• **Problem statement**: Seek out every line containing the word "euros", and copy each.

_ _ _ _ _

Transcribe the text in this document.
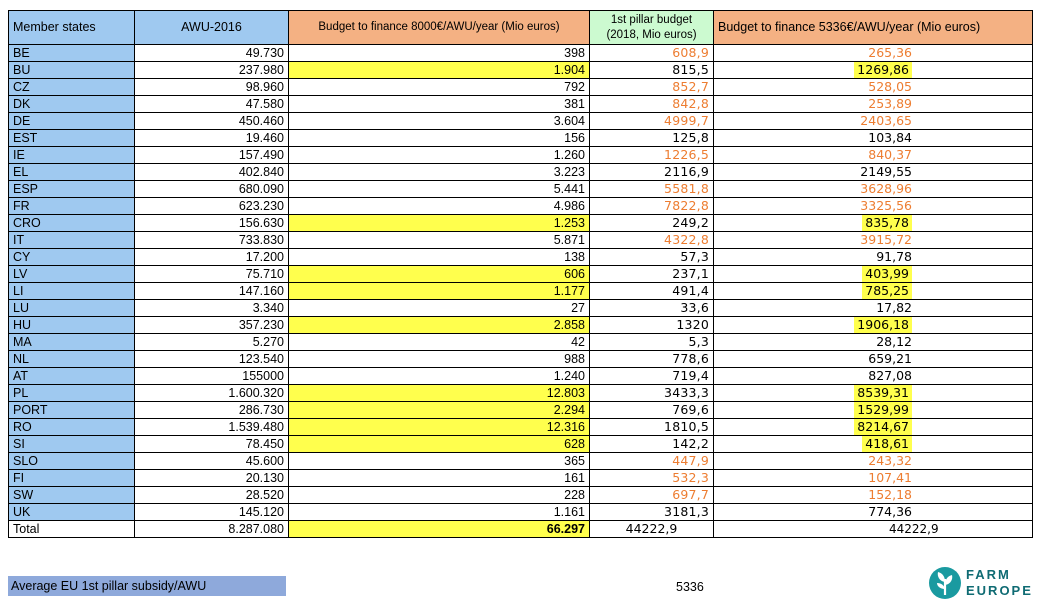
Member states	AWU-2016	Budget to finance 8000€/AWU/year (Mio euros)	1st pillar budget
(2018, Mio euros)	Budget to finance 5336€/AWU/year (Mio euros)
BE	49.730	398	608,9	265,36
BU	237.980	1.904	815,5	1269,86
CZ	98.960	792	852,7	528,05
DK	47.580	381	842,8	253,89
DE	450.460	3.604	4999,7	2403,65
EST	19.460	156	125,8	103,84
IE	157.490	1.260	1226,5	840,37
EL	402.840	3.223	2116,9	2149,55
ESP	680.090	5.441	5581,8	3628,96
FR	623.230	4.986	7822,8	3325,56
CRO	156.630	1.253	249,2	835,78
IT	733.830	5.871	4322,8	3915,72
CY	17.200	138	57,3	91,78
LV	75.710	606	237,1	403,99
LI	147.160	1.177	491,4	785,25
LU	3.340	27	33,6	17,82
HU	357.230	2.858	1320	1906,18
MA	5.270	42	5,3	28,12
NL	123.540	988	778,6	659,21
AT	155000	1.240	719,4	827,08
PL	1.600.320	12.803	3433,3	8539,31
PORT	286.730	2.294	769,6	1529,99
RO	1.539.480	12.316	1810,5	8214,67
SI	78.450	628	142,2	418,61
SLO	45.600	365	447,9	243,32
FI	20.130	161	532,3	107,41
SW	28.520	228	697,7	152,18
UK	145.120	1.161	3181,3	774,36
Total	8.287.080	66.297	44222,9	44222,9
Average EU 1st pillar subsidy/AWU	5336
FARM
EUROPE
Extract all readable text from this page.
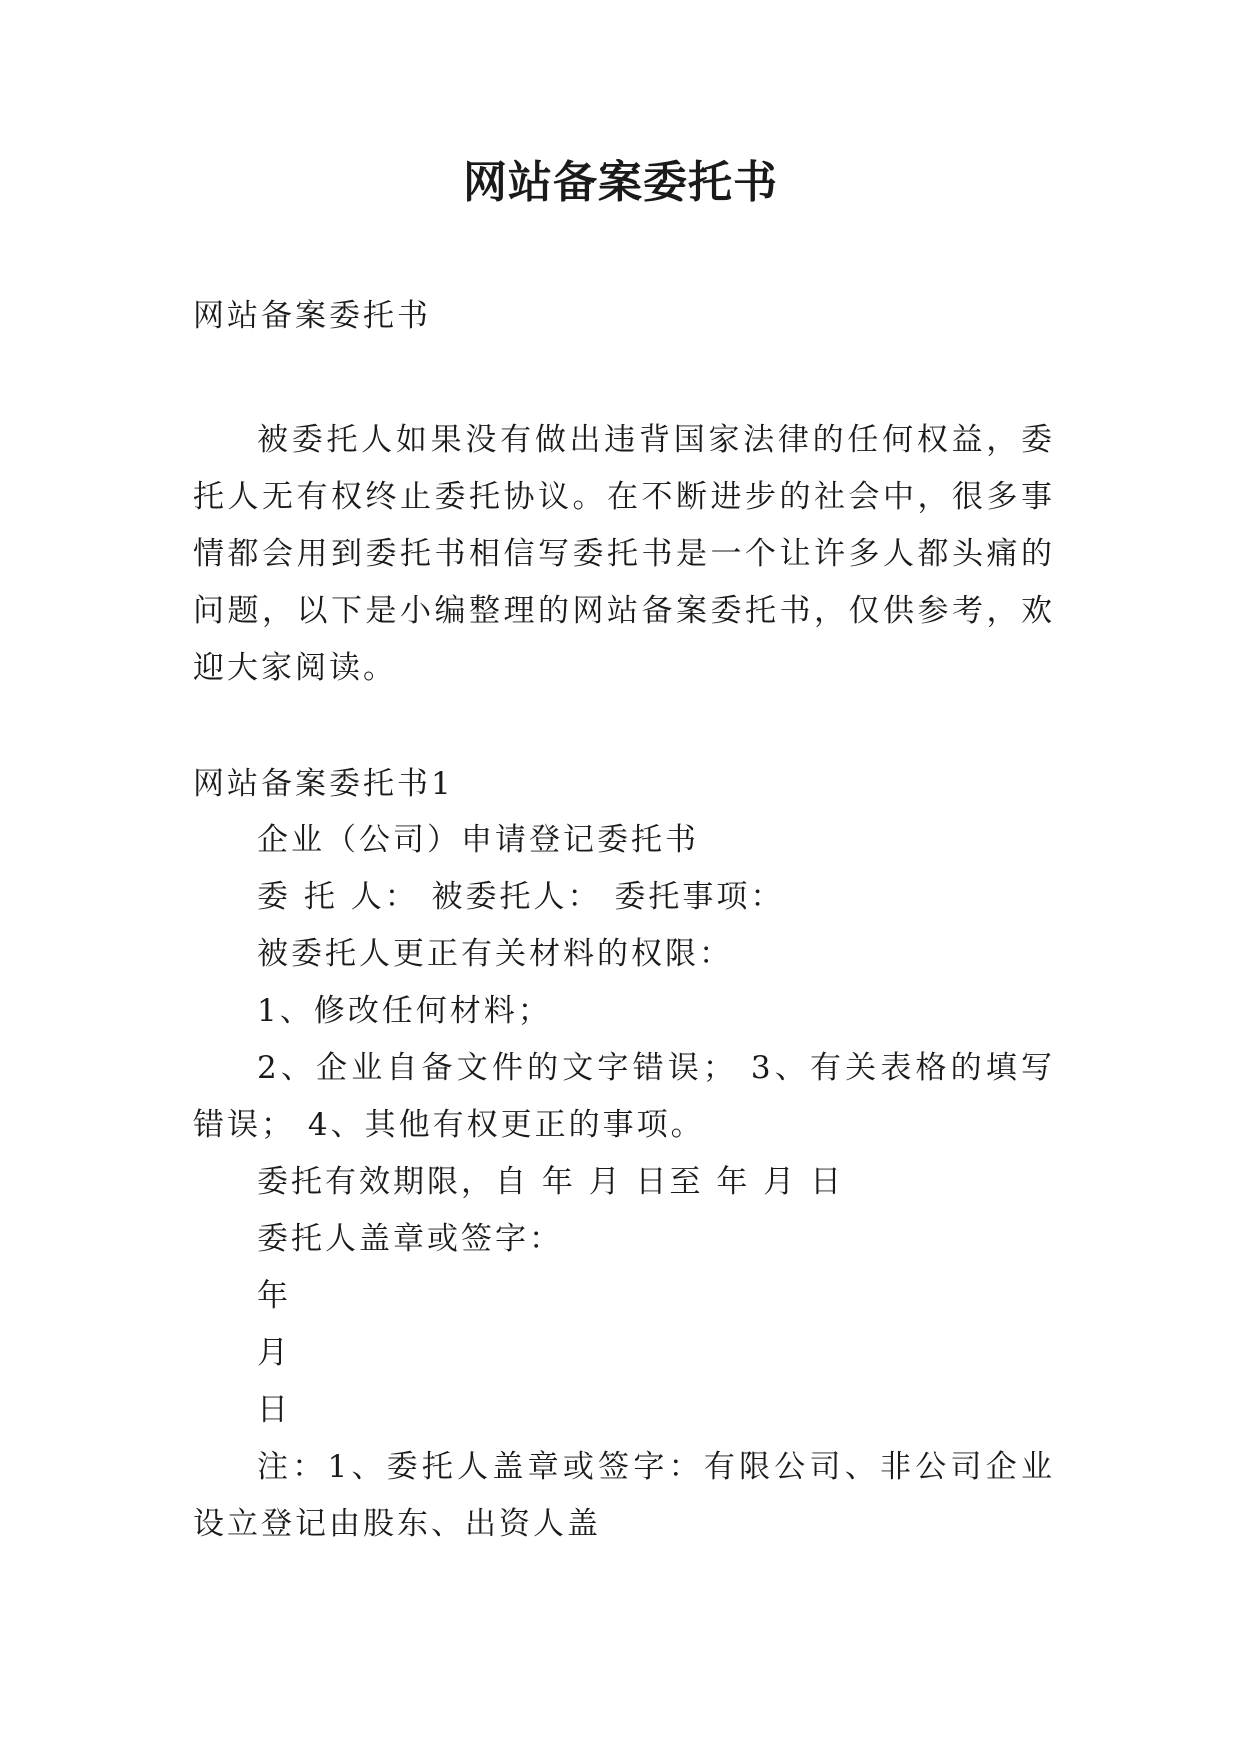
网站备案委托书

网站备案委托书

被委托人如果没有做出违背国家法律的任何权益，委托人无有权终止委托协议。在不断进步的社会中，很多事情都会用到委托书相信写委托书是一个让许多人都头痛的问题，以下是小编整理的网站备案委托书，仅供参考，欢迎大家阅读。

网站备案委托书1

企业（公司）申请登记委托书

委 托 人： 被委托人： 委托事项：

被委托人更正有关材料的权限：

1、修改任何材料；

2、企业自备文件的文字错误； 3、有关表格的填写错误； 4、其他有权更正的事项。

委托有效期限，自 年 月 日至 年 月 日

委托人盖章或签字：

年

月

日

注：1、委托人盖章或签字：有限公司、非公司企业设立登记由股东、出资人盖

_ _ _ _ _

• **Result below**:
Member states	AWU-2016	Budget to finance 8000€/AWU/year (Mio euros)	1st pillar budget
(2018, Mio euros)	Budget to finance 5336€/AWU/year (Mio euros)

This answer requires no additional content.